Only the number is needed: how many lines contain the word "this"?
-- Start of SUPPLIED RECORDS --
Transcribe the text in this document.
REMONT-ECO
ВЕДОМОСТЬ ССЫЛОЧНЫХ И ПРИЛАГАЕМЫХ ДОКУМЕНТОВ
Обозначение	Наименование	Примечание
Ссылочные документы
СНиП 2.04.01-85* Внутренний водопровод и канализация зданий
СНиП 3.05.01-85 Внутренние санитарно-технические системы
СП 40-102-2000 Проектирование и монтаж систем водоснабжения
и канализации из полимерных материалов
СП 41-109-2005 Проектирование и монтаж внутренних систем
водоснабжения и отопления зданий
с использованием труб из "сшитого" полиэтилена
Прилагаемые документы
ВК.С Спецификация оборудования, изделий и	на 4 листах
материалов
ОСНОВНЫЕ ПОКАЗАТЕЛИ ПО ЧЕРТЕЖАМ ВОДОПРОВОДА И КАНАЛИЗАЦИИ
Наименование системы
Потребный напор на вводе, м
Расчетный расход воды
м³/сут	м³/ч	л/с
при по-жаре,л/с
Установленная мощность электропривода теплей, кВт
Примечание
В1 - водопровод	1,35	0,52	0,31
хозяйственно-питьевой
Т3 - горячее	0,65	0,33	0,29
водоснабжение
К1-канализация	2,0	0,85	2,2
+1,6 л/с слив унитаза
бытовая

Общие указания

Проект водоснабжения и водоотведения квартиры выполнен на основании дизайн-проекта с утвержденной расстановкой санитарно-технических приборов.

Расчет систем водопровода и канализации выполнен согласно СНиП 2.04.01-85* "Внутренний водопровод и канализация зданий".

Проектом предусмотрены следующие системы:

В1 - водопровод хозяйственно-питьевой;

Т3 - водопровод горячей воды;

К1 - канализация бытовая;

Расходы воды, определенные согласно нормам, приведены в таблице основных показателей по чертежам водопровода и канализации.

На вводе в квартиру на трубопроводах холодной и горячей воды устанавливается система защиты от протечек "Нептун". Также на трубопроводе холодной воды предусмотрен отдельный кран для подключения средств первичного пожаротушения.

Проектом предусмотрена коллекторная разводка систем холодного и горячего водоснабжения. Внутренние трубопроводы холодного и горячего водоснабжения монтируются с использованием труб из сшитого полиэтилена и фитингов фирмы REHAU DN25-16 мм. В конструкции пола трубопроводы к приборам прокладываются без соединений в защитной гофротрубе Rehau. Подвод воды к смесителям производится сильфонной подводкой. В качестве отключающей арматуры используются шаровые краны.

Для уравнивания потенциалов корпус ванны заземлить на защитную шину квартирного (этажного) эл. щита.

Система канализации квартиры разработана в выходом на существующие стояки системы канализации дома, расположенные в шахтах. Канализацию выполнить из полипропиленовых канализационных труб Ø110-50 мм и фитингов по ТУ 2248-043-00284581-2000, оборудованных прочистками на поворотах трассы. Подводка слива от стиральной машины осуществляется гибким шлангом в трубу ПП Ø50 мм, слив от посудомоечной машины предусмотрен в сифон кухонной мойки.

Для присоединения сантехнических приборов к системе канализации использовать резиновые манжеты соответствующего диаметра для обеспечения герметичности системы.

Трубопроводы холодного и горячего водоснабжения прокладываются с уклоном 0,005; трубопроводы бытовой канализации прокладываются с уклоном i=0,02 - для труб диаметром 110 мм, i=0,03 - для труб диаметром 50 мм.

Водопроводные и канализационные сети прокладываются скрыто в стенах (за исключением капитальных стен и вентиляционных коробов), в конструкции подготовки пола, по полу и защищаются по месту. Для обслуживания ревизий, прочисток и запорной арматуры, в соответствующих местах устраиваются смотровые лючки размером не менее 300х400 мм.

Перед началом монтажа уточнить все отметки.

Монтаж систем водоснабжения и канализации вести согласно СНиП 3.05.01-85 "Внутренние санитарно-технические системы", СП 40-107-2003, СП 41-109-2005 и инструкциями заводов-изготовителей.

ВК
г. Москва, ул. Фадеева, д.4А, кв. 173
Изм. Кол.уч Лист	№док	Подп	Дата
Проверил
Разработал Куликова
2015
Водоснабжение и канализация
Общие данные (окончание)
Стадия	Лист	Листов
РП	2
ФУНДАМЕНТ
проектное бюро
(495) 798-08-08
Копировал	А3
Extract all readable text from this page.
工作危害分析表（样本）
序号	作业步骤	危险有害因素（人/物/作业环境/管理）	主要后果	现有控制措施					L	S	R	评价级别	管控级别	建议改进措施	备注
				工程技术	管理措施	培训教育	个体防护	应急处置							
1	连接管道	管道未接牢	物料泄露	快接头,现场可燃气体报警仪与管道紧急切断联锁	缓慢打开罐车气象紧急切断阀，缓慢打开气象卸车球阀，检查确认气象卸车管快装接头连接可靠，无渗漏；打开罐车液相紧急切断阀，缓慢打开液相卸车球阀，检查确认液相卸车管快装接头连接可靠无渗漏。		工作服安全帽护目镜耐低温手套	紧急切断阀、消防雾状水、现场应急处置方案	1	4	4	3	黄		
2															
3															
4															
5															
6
-- End of SUPPLIED RECORDS --
FULL ANSWER: 2